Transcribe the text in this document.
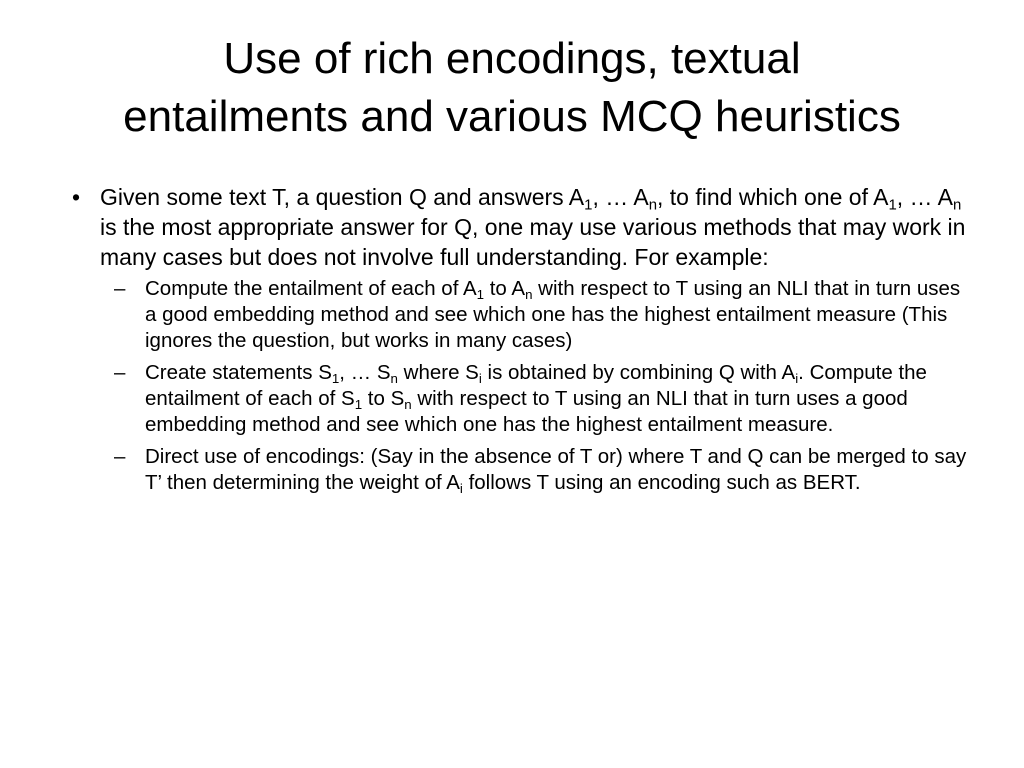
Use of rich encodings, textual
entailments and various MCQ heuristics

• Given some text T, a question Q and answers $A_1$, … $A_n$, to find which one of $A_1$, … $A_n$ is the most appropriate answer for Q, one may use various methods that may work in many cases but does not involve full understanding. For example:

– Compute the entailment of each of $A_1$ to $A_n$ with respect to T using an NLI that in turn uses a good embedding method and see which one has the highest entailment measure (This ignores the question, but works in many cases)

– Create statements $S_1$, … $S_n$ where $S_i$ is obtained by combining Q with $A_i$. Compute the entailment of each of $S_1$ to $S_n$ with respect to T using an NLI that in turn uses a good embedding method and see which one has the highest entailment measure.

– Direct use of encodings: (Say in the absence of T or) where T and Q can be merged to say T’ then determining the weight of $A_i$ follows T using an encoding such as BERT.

────────────────────────────────────────

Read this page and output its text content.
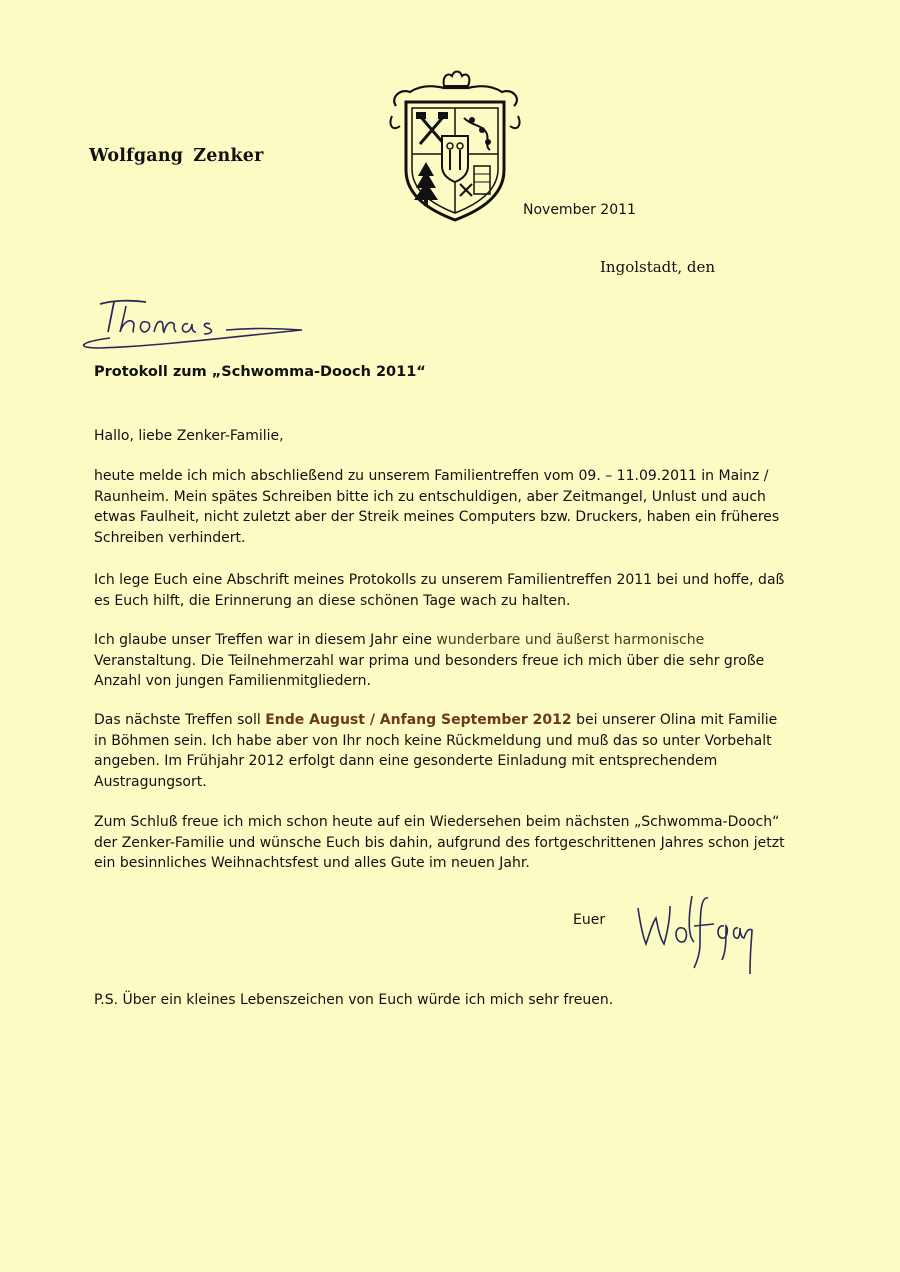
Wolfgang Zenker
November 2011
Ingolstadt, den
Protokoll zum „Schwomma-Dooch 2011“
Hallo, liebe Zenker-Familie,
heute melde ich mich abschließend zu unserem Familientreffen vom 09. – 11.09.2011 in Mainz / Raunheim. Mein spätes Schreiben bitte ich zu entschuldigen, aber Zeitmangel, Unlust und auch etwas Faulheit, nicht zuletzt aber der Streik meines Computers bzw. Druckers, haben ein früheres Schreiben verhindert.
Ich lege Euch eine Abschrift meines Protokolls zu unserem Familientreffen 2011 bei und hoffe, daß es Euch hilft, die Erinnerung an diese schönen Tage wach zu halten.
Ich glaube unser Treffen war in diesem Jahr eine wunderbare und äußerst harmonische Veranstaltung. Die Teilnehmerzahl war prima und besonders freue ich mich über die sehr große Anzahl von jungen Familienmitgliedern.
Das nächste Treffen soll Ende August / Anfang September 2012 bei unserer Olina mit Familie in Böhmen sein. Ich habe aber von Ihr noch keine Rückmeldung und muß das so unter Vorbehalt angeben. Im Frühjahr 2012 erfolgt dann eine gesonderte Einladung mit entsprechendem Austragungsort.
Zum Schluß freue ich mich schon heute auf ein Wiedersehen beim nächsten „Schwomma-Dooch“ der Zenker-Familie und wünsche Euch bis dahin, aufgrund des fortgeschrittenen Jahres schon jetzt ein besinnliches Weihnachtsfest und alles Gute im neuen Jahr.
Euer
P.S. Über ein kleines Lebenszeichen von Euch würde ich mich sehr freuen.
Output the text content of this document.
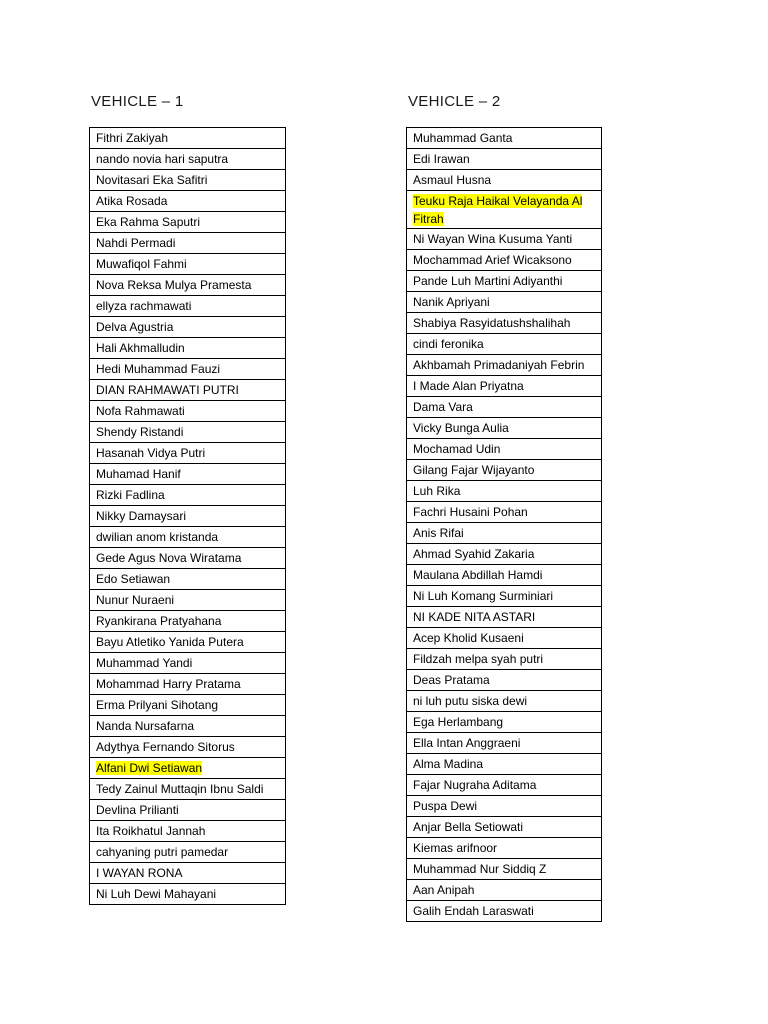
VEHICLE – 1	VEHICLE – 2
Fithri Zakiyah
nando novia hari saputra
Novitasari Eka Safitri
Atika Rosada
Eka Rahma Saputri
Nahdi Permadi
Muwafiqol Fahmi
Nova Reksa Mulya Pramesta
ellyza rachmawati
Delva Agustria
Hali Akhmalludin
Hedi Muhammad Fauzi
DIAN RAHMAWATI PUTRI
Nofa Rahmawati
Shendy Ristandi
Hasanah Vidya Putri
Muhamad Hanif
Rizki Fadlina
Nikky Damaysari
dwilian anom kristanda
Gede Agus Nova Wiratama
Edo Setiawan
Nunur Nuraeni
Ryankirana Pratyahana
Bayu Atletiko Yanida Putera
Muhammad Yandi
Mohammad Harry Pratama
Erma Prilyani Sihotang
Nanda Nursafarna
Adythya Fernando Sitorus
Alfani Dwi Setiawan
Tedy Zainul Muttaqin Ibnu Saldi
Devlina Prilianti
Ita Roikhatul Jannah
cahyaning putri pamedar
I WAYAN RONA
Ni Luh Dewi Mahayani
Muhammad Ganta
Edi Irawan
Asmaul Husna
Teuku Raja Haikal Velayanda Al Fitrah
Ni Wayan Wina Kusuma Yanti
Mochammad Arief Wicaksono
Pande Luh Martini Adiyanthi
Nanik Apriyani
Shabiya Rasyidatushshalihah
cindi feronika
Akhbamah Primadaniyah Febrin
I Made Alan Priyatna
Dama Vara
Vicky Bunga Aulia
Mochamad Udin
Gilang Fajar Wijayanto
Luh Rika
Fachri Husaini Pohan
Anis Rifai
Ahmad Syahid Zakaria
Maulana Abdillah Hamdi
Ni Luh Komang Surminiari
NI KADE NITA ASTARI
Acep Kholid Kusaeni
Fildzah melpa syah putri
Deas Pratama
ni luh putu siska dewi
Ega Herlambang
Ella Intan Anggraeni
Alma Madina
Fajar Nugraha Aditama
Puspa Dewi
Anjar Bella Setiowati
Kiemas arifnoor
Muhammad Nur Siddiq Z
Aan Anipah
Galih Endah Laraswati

────────────────────────────────────────

**SHORT EXERCISE**
Find the lines above that contain the word "Zenker" and collect them.

**WRITTEN ANSWER**
Wolfgang Zenker
Hallo, liebe Zenker-Familie,
Zum Schluß freue ich mich schon heute auf ein Wiedersehen beim nächsten „Schwomma-Dooch“ der Zenker-Familie und wünsche Euch bis dahin, aufgrund des fortgeschrittenen Jahres schon jetzt ein besinnliches Weihnachtsfest und alles Gute im neuen Jahr.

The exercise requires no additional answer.